» **Extracted information**:
___

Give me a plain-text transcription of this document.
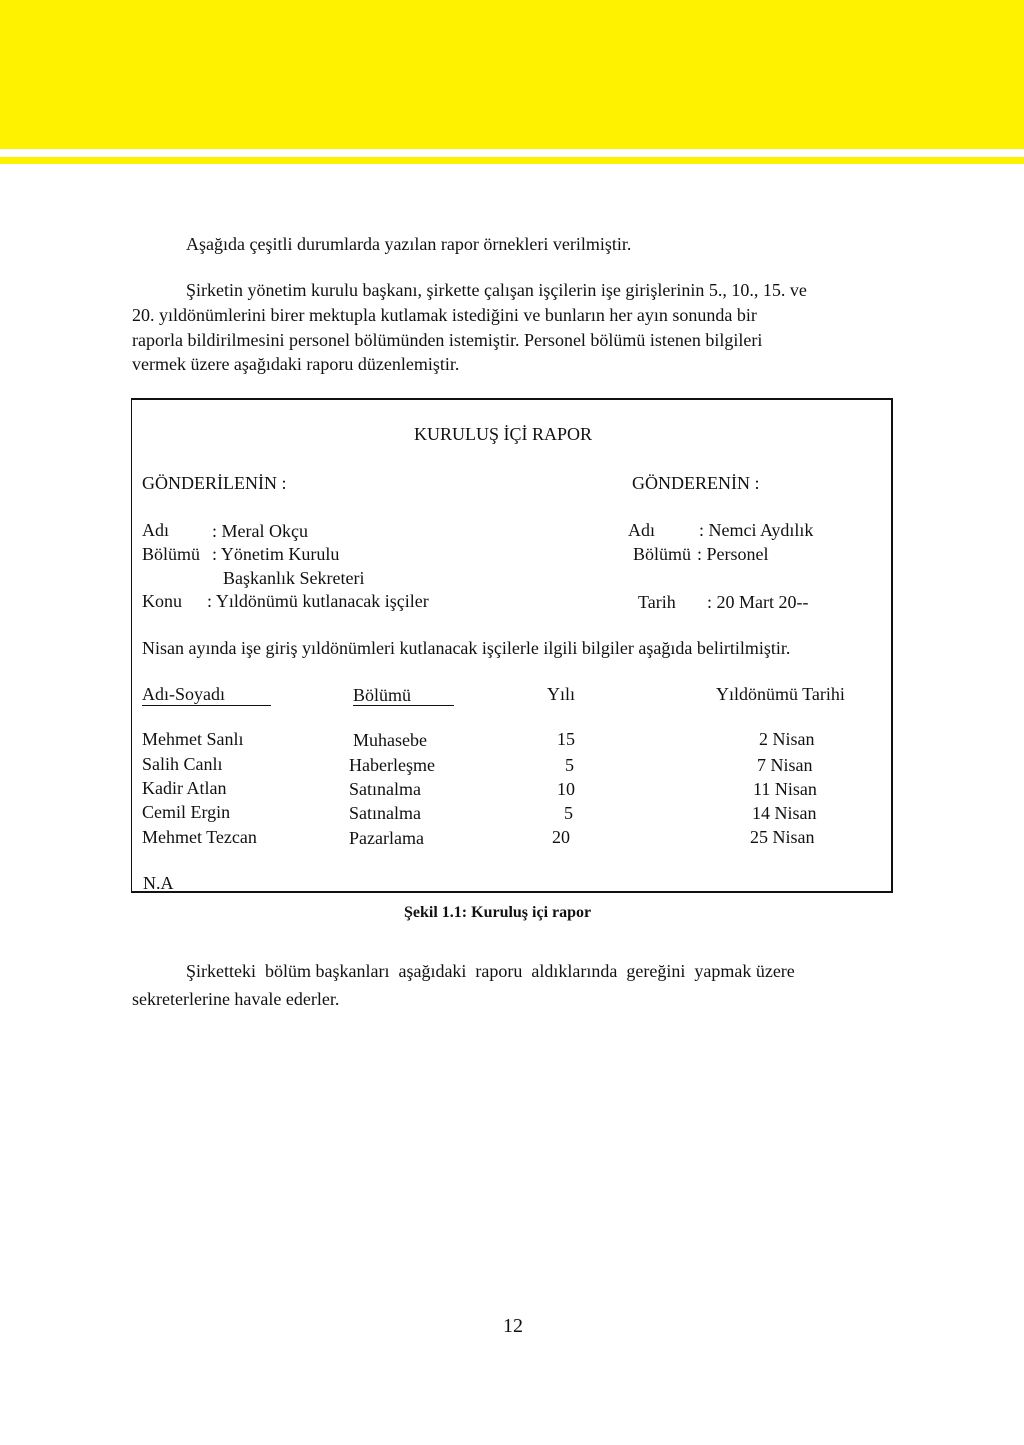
Aşağıda çeşitli durumlarda yazılan rapor örnekleri verilmiştir.
Şirketin yönetim kurulu başkanı, şirkette çalışan işçilerin işe girişlerinin 5., 10., 15. ve
20. yıldönümlerini birer mektupla kutlamak istediğini ve bunların her ayın sonunda bir
raporla bildirilmesini personel bölümünden istemiştir. Personel bölümü istenen bilgileri
vermek üzere aşağıdaki raporu düzenlemiştir.
KURULUŞ İÇİ RAPOR
GÖNDERİLENİN :	GÖNDERENİN :
Adı : Meral Okçu
Bölümü : Yönetim Kurulu
Başkanlık Sekreteri
Konu : Yıldönümü kutlanacak işçiler
Adı : Nemci Aydılık
Bölümü : Personel
Tarih : 20 Mart 20--
Nisan ayında işe giriş yıldönümleri kutlanacak işçilerle ilgili bilgiler aşağıda belirtilmiştir.
Adı-Soyadı	Bölümü	Yılı	Yıldönümü Tarihi
Mehmet Sanlı	Muhasebe	15	2 Nisan
Salih Canlı	Haberleşme	5	7 Nisan
Kadir Atlan	Satınalma	10	11 Nisan
Cemil Ergin	Satınalma	5	14 Nisan
Mehmet Tezcan	Pazarlama	20	25 Nisan
N.A
Şekil 1.1: Kuruluş içi rapor
Şirketteki  bölüm başkanları  aşağıdaki  raporu  aldıklarında  gereğini  yapmak üzere
sekreterlerine havale ederler.
12
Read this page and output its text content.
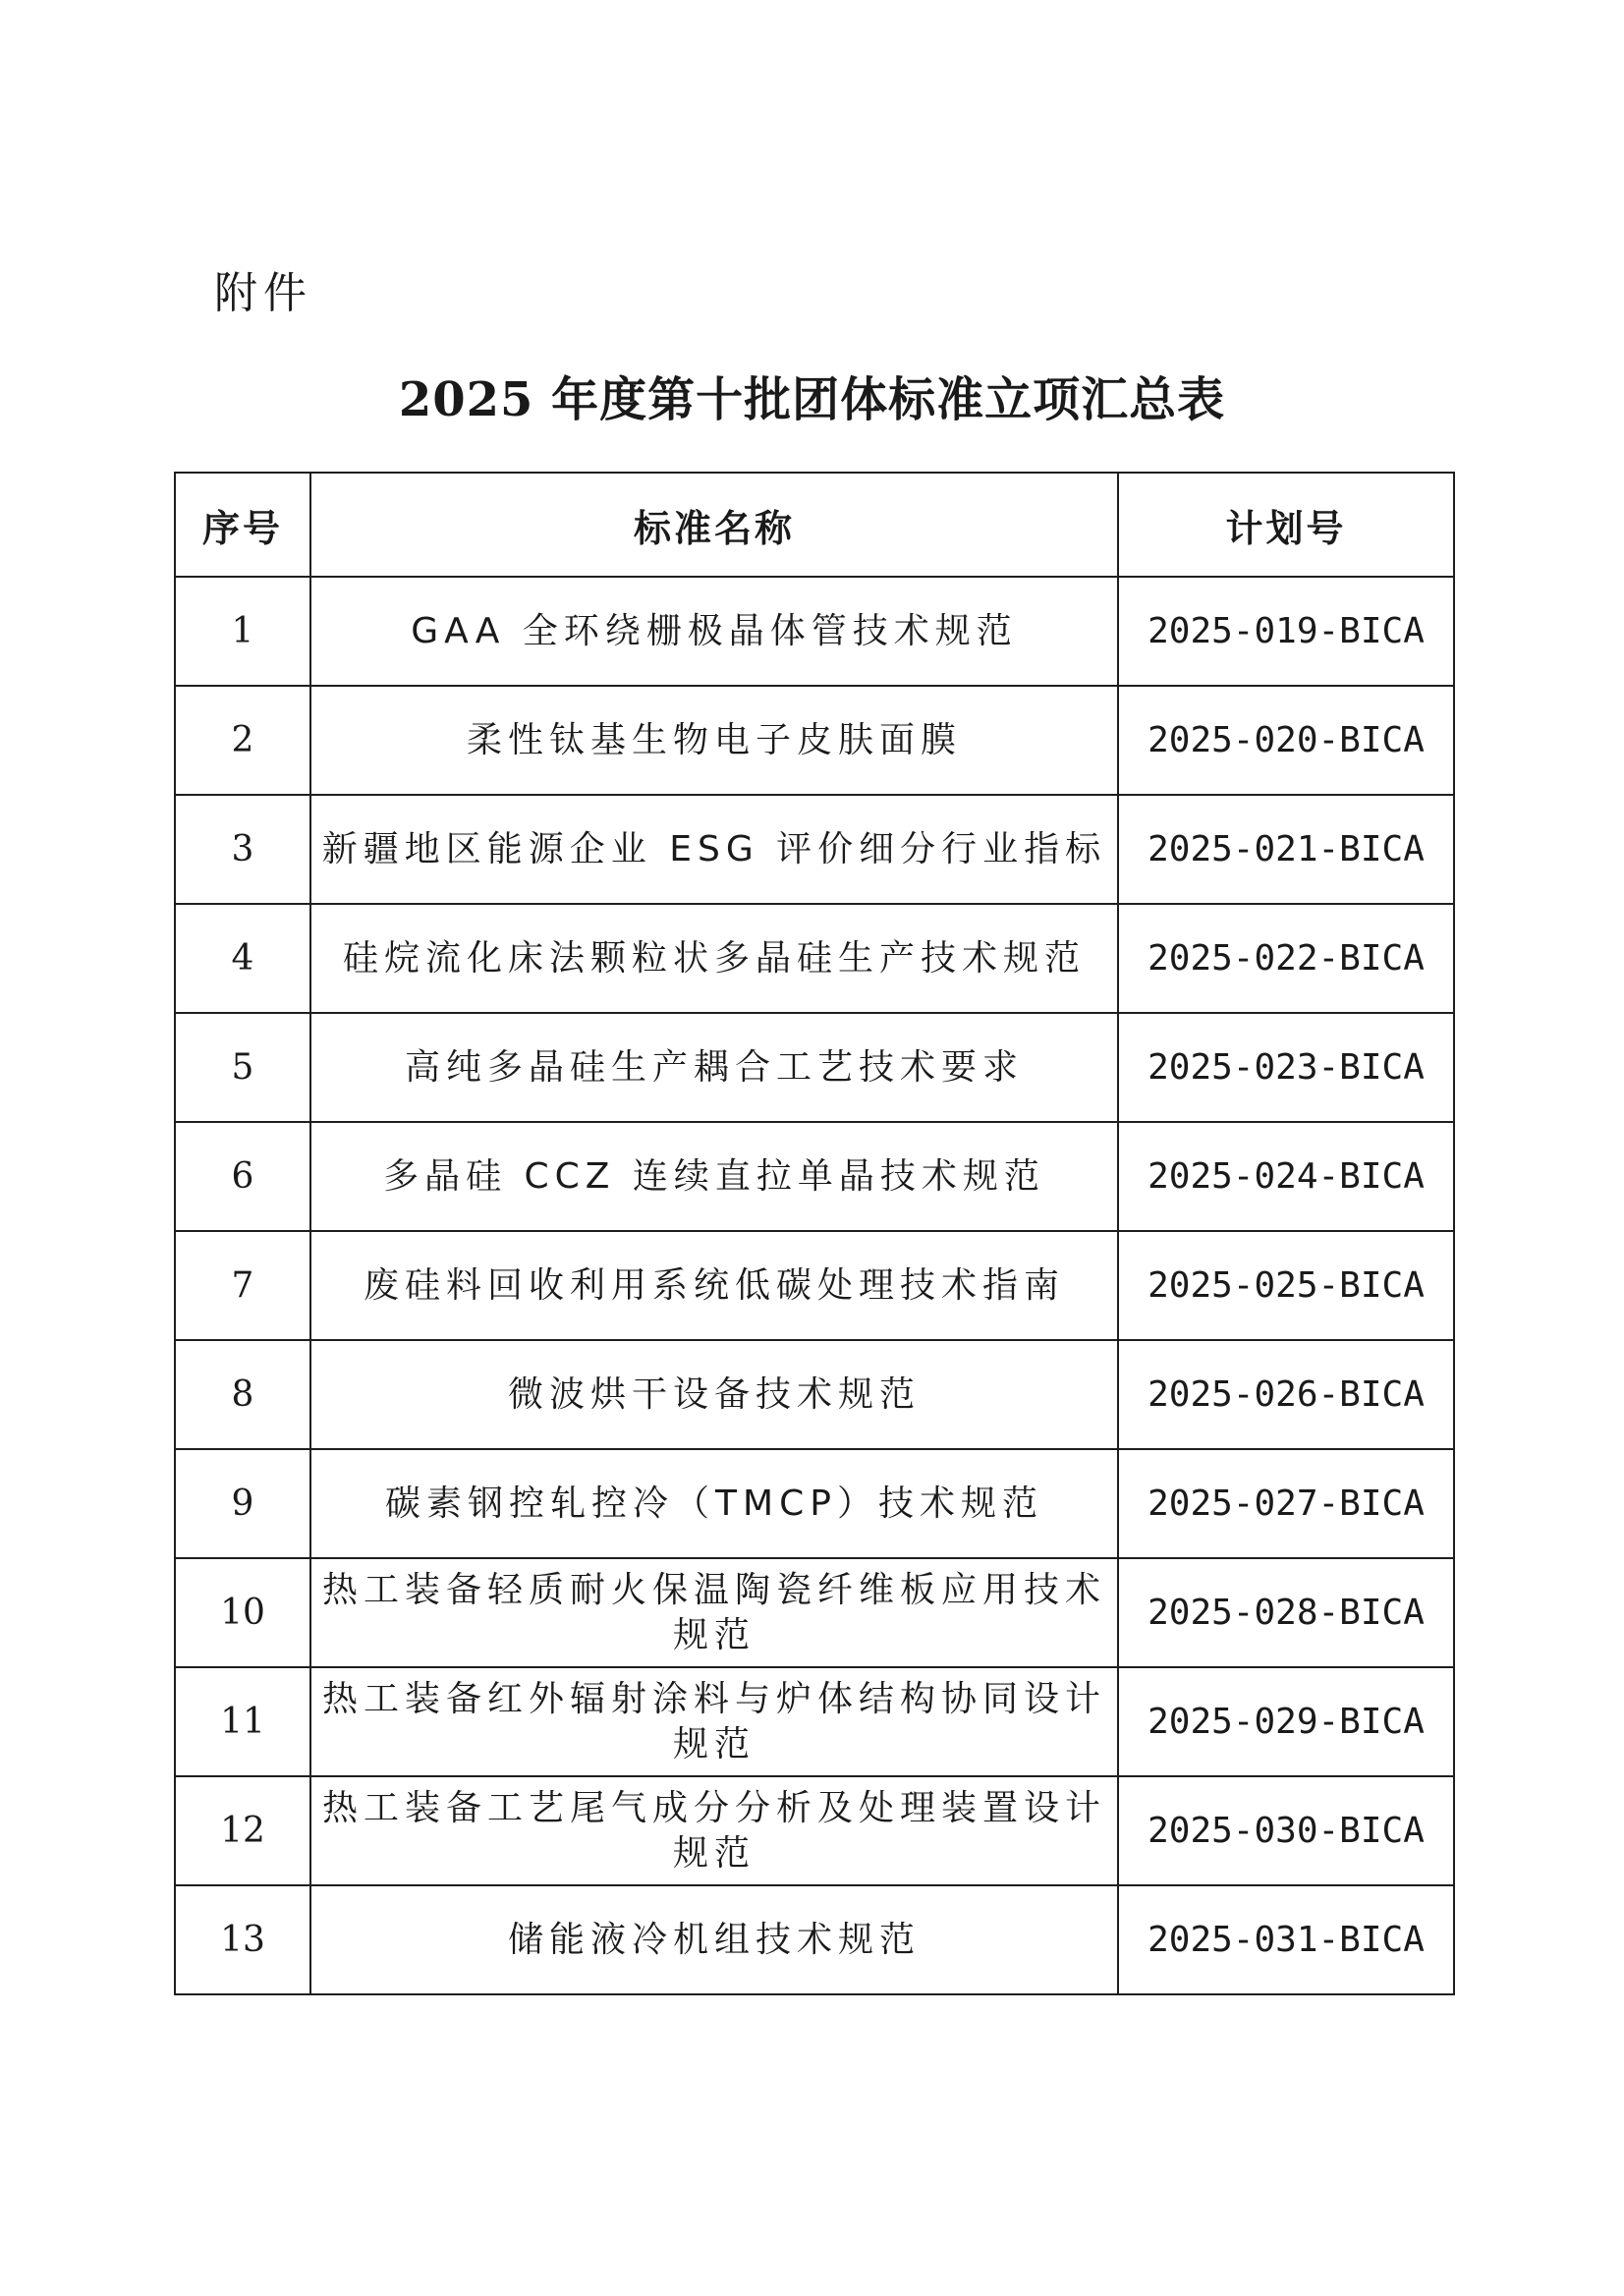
附件
2025 年度第十批团体标准立项汇总表
序号	标准名称	计划号
1	GAA 全环绕栅极晶体管技术规范	2025-019-BICA
2	柔性钛基生物电子皮肤面膜	2025-020-BICA
3	新疆地区能源企业 ESG 评价细分行业指标	2025-021-BICA
4	硅烷流化床法颗粒状多晶硅生产技术规范	2025-022-BICA
5	高纯多晶硅生产耦合工艺技术要求	2025-023-BICA
6	多晶硅 CCZ 连续直拉单晶技术规范	2025-024-BICA
7	废硅料回收利用系统低碳处理技术指南	2025-025-BICA
8	微波烘干设备技术规范	2025-026-BICA
9	碳素钢控轧控冷（TMCP）技术规范	2025-027-BICA
10	热工装备轻质耐火保温陶瓷纤维板应用技术规范	2025-028-BICA
11	热工装备红外辐射涂料与炉体结构协同设计规范	2025-029-BICA
12	热工装备工艺尾气成分分析及处理装置设计规范	2025-030-BICA
13	储能液冷机组技术规范	2025-031-BICA
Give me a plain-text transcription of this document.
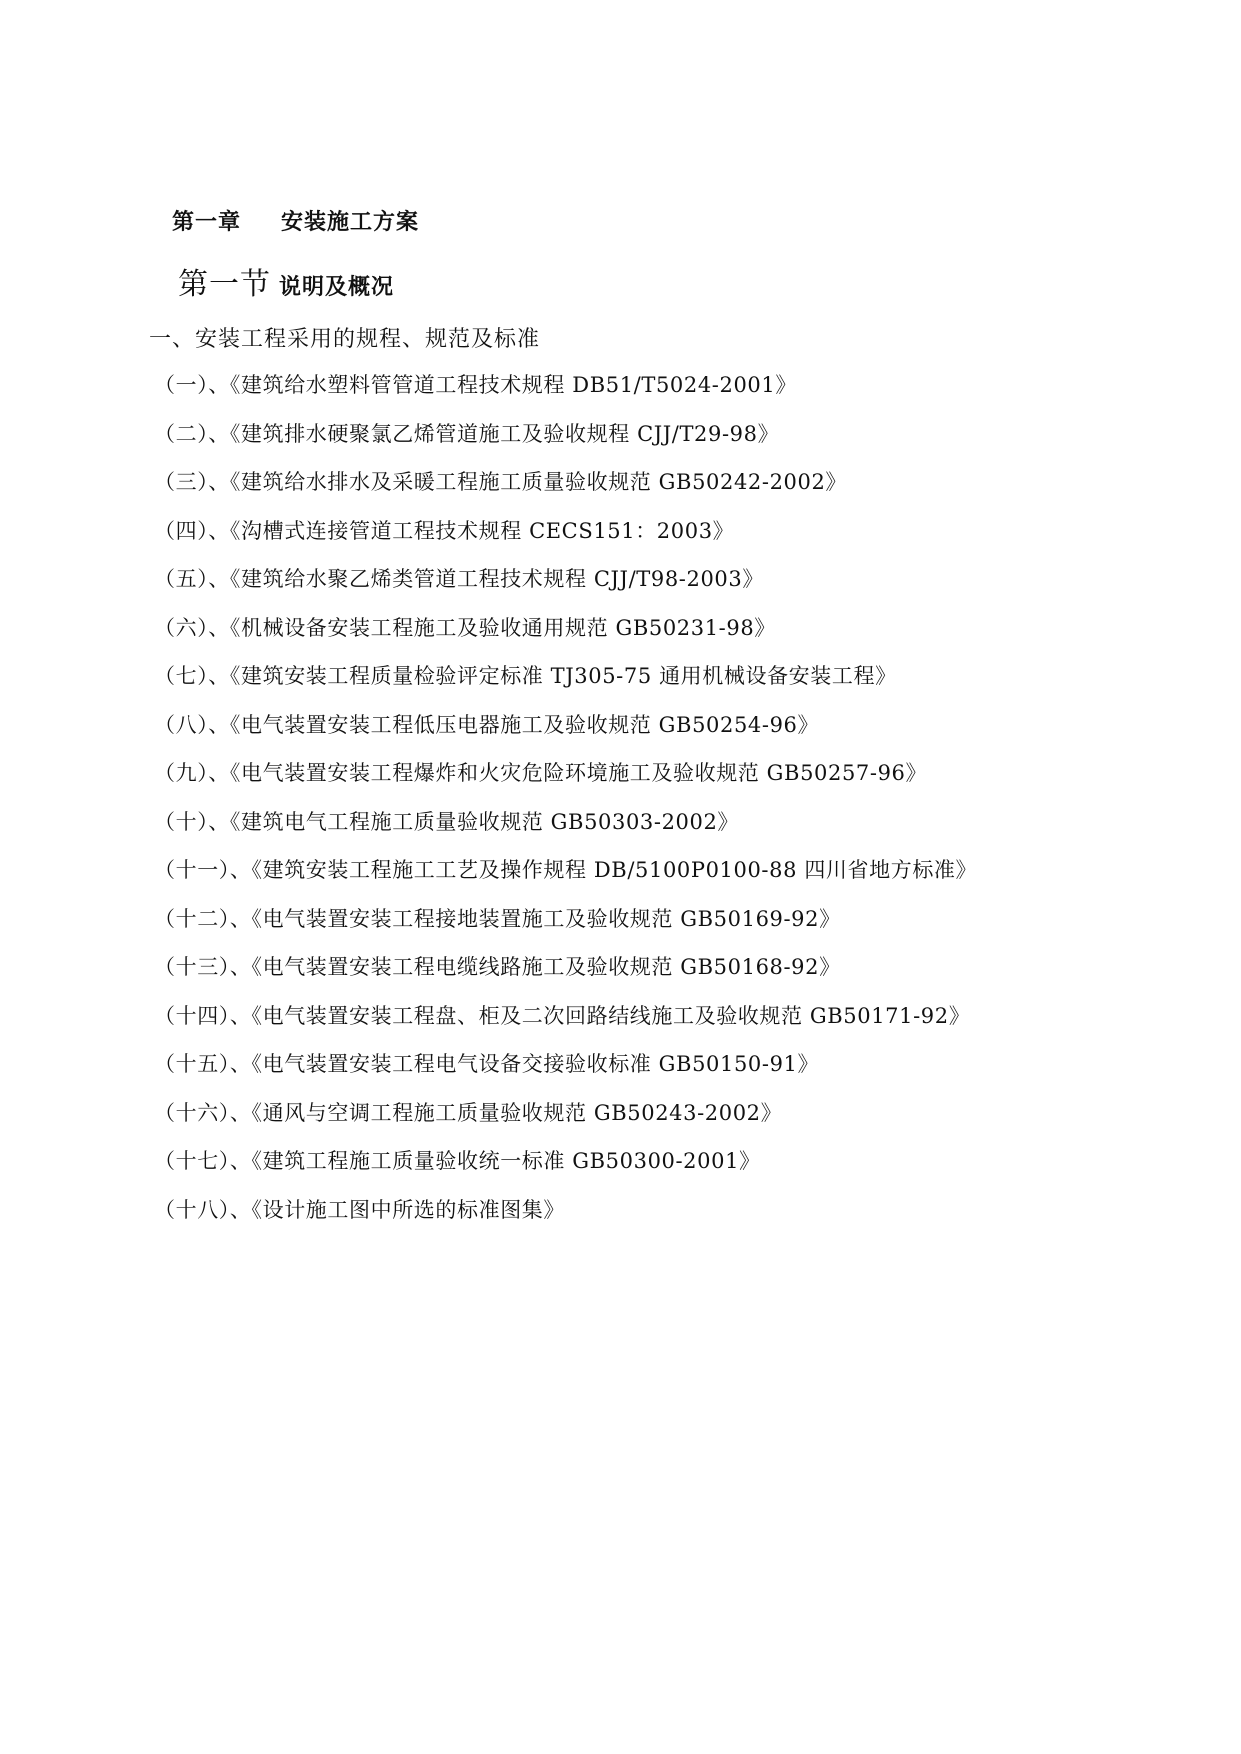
第一章 安装施工方案
第一节 说明及概况
一、安装工程采用的规程、规范及标准
（一）、《建筑给水塑料管管道工程技术规程 DB51/T5024-2001》
（二）、《建筑排水硬聚氯乙烯管道施工及验收规程 CJJ/T29-98》
（三）、《建筑给水排水及采暖工程施工质量验收规范 GB50242-2002》
（四）、《沟槽式连接管道工程技术规程 CECS151：2003》
（五）、《建筑给水聚乙烯类管道工程技术规程 CJJ/T98-2003》
（六）、《机械设备安装工程施工及验收通用规范 GB50231-98》
（七）、《建筑安装工程质量检验评定标准 TJ305-75 通用机械设备安装工程》
（八）、《电气装置安装工程低压电器施工及验收规范 GB50254-96》
（九）、《电气装置安装工程爆炸和火灾危险环境施工及验收规范 GB50257-96》
（十）、《建筑电气工程施工质量验收规范 GB50303-2002》
（十一）、《建筑安装工程施工工艺及操作规程 DB/5100P0100-88 四川省地方标准》
（十二）、《电气装置安装工程接地装置施工及验收规范 GB50169-92》
（十三）、《电气装置安装工程电缆线路施工及验收规范 GB50168-92》
（十四）、《电气装置安装工程盘、柜及二次回路结线施工及验收规范 GB50171-92》
（十五）、《电气装置安装工程电气设备交接验收标准 GB50150-91》
（十六）、《通风与空调工程施工质量验收规范 GB50243-2002》
（十七）、《建筑工程施工质量验收统一标准 GB50300-2001》
（十八）、《设计施工图中所选的标准图集》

___

» **Task brief**: Give every line back word for word and leave the pictures out.

» **Response below**:
Give me a plain-text transcription of this document.
Aşağıda çeşitli durumlarda yazılan rapor örnekleri verilmiştir.
Şirketin yönetim kurulu başkanı, şirkette çalışan işçilerin işe girişlerinin 5., 10., 15. ve
20. yıldönümlerini birer mektupla kutlamak istediğini ve bunların her ayın sonunda bir
raporla bildirilmesini personel bölümünden istemiştir. Personel bölümü istenen bilgileri
vermek üzere aşağıdaki raporu düzenlemiştir.
KURULUŞ İÇİ RAPOR
GÖNDERİLENİN :	GÖNDERENİN :
Adı : Meral Okçu
Bölümü : Yönetim Kurulu
Başkanlık Sekreteri
Konu : Yıldönümü kutlanacak işçiler
Adı : Nemci Aydılık
Bölümü : Personel
Tarih : 20 Mart 20--
Nisan ayında işe giriş yıldönümleri kutlanacak işçilerle ilgili bilgiler aşağıda belirtilmiştir.
Adı-Soyadı	Bölümü	Yılı	Yıldönümü Tarihi
Mehmet Sanlı	Muhasebe	15	2 Nisan
Salih Canlı	Haberleşme	5	7 Nisan
Kadir Atlan	Satınalma	10	11 Nisan
Cemil Ergin	Satınalma	5	14 Nisan
Mehmet Tezcan	Pazarlama	20	25 Nisan
N.A
Şekil 1.1: Kuruluş içi rapor
Şirketteki  bölüm başkanları  aşağıdaki  raporu  aldıklarında  gereğini  yapmak üzere
sekreterlerine havale ederler.
12
Read this page and output its text content.
附件
2025 年度第十批团体标准立项汇总表
序号	标准名称	计划号
1	GAA 全环绕栅极晶体管技术规范	2025-019-BICA
2	柔性钛基生物电子皮肤面膜	2025-020-BICA
3	新疆地区能源企业 ESG 评价细分行业指标	2025-021-BICA
4	硅烷流化床法颗粒状多晶硅生产技术规范	2025-022-BICA
5	高纯多晶硅生产耦合工艺技术要求	2025-023-BICA
6	多晶硅 CCZ 连续直拉单晶技术规范	2025-024-BICA
7	废硅料回收利用系统低碳处理技术指南	2025-025-BICA
8	微波烘干设备技术规范	2025-026-BICA
9	碳素钢控轧控冷（TMCP）技术规范	2025-027-BICA
10	热工装备轻质耐火保温陶瓷纤维板应用技术规范	2025-028-BICA
11	热工装备红外辐射涂料与炉体结构协同设计规范	2025-029-BICA
12	热工装备工艺尾气成分分析及处理装置设计规范	2025-030-BICA
13	储能液冷机组技术规范	2025-031-BICA
Give me a plain-text transcription of this document.
第一章 安装施工方案
第一节 说明及概况
一、安装工程采用的规程、规范及标准
（一）、《建筑给水塑料管管道工程技术规程 DB51/T5024-2001》
（二）、《建筑排水硬聚氯乙烯管道施工及验收规程 CJJ/T29-98》
（三）、《建筑给水排水及采暖工程施工质量验收规范 GB50242-2002》
（四）、《沟槽式连接管道工程技术规程 CECS151：2003》
（五）、《建筑给水聚乙烯类管道工程技术规程 CJJ/T98-2003》
（六）、《机械设备安装工程施工及验收通用规范 GB50231-98》
（七）、《建筑安装工程质量检验评定标准 TJ305-75 通用机械设备安装工程》
（八）、《电气装置安装工程低压电器施工及验收规范 GB50254-96》
（九）、《电气装置安装工程爆炸和火灾危险环境施工及验收规范 GB50257-96》
（十）、《建筑电气工程施工质量验收规范 GB50303-2002》
（十一）、《建筑安装工程施工工艺及操作规程 DB/5100P0100-88 四川省地方标准》
（十二）、《电气装置安装工程接地装置施工及验收规范 GB50169-92》
（十三）、《电气装置安装工程电缆线路施工及验收规范 GB50168-92》
（十四）、《电气装置安装工程盘、柜及二次回路结线施工及验收规范 GB50171-92》
（十五）、《电气装置安装工程电气设备交接验收标准 GB50150-91》
（十六）、《通风与空调工程施工质量验收规范 GB50243-2002》
（十七）、《建筑工程施工质量验收统一标准 GB50300-2001》
（十八）、《设计施工图中所选的标准图集》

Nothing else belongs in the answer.